**Prompt**
Your answer should be a single number: the count of lines containing "some".

=== Data entries ===

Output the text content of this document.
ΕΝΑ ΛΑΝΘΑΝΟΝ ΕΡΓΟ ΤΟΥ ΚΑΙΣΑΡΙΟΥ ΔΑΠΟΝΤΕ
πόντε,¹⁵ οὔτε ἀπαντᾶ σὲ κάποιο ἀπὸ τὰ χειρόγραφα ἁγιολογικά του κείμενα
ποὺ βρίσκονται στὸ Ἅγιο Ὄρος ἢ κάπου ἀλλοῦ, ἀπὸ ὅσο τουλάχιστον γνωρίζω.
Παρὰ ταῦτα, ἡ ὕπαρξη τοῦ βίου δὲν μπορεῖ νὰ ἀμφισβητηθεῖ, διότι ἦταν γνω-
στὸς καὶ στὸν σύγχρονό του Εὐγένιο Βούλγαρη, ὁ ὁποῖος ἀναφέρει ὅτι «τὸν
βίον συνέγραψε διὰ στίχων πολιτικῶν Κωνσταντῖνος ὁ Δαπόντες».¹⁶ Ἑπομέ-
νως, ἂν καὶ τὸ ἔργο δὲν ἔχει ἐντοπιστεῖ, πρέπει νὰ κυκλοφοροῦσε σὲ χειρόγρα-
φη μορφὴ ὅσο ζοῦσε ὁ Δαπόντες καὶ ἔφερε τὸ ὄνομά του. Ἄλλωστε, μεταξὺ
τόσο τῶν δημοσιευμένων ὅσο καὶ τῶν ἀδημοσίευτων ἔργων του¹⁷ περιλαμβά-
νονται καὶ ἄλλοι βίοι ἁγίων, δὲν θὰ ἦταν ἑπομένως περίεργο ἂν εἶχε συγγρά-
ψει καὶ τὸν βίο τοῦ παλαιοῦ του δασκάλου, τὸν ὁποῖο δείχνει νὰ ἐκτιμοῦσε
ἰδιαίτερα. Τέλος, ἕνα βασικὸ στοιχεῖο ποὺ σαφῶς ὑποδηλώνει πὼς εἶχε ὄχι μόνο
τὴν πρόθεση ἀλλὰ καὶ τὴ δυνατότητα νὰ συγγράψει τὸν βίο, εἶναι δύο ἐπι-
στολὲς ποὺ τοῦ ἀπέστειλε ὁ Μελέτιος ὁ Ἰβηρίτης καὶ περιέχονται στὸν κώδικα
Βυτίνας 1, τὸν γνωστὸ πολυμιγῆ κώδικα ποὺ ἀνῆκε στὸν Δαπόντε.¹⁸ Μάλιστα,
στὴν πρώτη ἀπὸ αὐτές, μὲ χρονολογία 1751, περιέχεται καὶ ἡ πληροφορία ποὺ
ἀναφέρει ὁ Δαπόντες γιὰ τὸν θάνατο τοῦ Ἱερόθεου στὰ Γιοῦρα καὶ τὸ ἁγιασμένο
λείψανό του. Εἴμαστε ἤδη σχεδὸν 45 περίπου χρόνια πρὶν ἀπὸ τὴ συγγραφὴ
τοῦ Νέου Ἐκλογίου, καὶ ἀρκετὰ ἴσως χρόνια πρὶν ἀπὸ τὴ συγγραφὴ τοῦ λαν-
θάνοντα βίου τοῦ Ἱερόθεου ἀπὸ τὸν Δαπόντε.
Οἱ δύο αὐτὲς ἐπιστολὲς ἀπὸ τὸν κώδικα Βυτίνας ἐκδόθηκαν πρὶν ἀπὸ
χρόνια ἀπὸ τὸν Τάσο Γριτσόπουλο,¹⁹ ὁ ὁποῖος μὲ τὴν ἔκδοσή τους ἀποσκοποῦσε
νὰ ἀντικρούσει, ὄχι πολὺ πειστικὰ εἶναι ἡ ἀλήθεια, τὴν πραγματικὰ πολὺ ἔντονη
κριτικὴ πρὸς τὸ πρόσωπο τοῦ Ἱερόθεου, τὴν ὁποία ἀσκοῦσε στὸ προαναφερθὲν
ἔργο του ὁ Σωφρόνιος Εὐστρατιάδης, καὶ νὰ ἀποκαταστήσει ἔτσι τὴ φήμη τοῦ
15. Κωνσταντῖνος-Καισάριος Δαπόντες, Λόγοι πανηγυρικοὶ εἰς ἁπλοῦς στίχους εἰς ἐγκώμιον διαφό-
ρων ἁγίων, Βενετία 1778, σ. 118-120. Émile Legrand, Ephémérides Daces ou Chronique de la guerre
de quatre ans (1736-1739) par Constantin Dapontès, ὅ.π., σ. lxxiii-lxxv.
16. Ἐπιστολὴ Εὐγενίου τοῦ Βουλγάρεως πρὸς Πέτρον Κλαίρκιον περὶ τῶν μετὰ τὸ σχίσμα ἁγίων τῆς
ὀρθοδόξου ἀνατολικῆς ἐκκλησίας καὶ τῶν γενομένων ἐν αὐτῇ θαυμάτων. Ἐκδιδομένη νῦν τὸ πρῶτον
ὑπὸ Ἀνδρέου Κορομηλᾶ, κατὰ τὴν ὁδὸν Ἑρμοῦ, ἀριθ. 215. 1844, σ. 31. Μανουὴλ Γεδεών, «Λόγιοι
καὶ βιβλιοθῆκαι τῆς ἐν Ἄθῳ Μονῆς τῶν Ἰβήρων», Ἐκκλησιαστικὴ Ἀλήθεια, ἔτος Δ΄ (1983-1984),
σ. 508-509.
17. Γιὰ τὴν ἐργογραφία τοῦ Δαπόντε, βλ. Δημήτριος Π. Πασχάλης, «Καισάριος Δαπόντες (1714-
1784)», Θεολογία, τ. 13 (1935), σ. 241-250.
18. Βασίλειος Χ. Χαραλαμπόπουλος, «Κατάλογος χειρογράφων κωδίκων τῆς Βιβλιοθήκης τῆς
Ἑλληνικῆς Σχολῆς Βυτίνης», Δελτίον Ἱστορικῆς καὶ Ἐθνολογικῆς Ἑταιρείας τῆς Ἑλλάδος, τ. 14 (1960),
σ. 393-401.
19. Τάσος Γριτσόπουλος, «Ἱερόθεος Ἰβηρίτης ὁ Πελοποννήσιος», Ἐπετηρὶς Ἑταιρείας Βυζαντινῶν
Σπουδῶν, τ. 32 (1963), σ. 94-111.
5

===
=== Data entries ===

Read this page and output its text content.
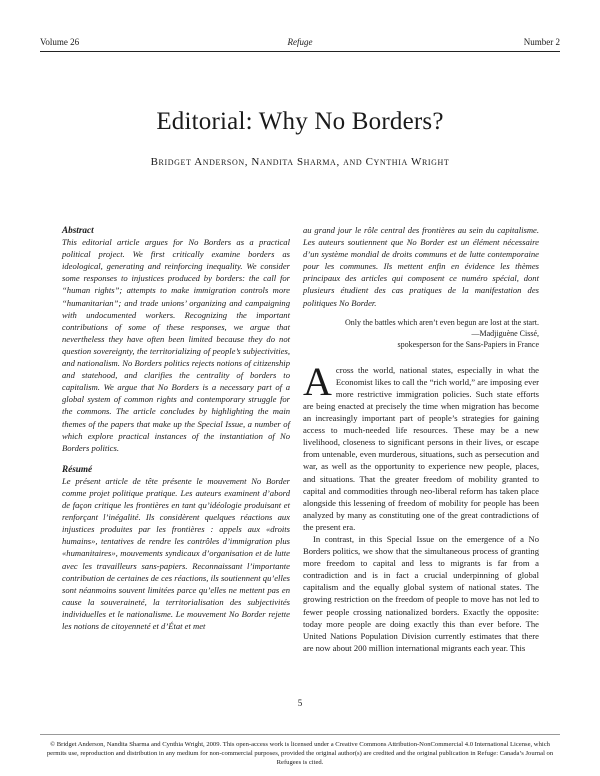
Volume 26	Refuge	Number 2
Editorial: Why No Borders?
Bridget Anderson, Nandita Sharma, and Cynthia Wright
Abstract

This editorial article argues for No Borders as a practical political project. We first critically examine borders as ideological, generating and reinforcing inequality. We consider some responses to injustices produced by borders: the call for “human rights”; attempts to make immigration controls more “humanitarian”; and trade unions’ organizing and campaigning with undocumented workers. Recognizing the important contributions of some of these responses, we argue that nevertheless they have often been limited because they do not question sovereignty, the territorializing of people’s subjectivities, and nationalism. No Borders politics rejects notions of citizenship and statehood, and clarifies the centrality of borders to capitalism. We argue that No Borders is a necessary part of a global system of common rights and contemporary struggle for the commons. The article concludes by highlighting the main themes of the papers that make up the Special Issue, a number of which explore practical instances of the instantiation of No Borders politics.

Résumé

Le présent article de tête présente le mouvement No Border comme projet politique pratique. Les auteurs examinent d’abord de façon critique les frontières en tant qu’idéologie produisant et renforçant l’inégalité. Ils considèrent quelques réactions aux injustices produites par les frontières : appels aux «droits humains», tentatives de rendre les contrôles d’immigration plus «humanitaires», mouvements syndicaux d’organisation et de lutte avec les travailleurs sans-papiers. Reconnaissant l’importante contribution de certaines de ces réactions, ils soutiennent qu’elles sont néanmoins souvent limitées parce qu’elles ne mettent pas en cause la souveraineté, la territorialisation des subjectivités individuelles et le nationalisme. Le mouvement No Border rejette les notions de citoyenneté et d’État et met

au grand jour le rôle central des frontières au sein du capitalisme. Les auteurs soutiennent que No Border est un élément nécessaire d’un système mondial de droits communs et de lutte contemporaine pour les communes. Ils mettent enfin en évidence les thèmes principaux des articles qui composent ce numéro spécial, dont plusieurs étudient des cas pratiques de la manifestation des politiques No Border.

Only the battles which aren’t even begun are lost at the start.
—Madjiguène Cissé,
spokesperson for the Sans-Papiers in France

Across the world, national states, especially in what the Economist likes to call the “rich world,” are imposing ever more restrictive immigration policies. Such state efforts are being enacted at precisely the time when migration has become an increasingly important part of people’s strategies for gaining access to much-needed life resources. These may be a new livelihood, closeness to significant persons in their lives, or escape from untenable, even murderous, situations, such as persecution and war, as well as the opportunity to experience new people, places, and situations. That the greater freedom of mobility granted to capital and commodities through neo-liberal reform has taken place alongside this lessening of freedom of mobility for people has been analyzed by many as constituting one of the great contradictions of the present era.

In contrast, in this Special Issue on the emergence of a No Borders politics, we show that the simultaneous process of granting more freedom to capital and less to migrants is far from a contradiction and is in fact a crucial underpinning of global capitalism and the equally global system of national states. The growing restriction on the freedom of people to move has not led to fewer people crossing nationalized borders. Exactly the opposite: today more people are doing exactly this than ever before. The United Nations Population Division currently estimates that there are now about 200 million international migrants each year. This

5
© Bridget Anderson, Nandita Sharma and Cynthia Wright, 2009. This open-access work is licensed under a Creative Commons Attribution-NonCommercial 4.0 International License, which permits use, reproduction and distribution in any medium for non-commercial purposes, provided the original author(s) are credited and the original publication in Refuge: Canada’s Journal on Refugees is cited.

===
=== Data entries ===

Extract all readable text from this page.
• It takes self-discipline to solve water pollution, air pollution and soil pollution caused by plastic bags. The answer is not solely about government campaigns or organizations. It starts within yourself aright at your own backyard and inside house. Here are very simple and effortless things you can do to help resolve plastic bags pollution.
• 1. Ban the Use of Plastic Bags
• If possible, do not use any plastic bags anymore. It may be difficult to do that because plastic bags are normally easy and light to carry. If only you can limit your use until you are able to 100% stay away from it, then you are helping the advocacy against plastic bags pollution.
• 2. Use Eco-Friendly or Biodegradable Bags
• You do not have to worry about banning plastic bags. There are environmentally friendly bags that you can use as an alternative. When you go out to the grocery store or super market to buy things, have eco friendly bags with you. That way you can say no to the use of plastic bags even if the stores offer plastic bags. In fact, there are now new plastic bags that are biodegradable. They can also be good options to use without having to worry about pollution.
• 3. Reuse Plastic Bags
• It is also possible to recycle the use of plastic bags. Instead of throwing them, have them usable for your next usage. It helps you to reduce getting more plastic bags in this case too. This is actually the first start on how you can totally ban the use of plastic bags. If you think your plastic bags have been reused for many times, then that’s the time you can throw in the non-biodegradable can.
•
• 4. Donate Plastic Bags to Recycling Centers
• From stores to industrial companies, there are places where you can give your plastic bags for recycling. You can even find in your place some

===

**Correct answer**
2